REQUIRED WORK
Would you quote the material below in full and unchanged?
### SUPPLIED RECORDS ###
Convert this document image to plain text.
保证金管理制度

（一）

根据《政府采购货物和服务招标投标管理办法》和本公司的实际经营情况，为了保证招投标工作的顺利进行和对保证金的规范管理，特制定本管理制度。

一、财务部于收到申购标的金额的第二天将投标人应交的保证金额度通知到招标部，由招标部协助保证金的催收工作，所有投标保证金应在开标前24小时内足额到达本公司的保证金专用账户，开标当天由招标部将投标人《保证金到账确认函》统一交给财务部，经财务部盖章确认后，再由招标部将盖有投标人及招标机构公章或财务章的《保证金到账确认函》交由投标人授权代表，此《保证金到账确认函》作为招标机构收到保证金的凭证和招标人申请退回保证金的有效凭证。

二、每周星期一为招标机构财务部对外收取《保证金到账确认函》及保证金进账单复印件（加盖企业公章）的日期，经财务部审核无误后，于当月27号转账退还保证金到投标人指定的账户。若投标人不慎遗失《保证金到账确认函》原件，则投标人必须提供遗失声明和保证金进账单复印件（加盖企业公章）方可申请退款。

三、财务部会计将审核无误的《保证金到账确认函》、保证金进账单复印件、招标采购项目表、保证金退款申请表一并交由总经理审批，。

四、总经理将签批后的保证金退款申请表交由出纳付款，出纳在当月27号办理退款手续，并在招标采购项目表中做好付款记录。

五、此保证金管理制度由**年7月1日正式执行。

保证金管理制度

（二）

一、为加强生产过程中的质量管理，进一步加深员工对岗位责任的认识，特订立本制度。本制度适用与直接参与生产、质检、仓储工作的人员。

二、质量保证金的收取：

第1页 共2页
###
COMPLETE ANSWER
Convert this document image to plain text.
保证金管理制度

（一）

根据《政府采购货物和服务招标投标管理办法》和本公司的实际经营情况，为了保证招投标工作的顺利进行和对保证金的规范管理，特制定本管理制度。

一、财务部于收到申购标的金额的第二天将投标人应交的保证金额度通知到招标部，由招标部协助保证金的催收工作，所有投标保证金应在开标前24小时内足额到达本公司的保证金专用账户，开标当天由招标部将投标人《保证金到账确认函》统一交给财务部，经财务部盖章确认后，再由招标部将盖有投标人及招标机构公章或财务章的《保证金到账确认函》交由投标人授权代表，此《保证金到账确认函》作为招标机构收到保证金的凭证和招标人申请退回保证金的有效凭证。

二、每周星期一为招标机构财务部对外收取《保证金到账确认函》及保证金进账单复印件（加盖企业公章）的日期，经财务部审核无误后，于当月27号转账退还保证金到投标人指定的账户。若投标人不慎遗失《保证金到账确认函》原件，则投标人必须提供遗失声明和保证金进账单复印件（加盖企业公章）方可申请退款。

三、财务部会计将审核无误的《保证金到账确认函》、保证金进账单复印件、招标采购项目表、保证金退款申请表一并交由总经理审批，。

四、总经理将签批后的保证金退款申请表交由出纳付款，出纳在当月27号办理退款手续，并在招标采购项目表中做好付款记录。

五、此保证金管理制度由**年7月1日正式执行。

保证金管理制度

（二）

一、为加强生产过程中的质量管理，进一步加深员工对岗位责任的认识，特订立本制度。本制度适用与直接参与生产、质检、仓储工作的人员。

二、质量保证金的收取：

第1页 共2页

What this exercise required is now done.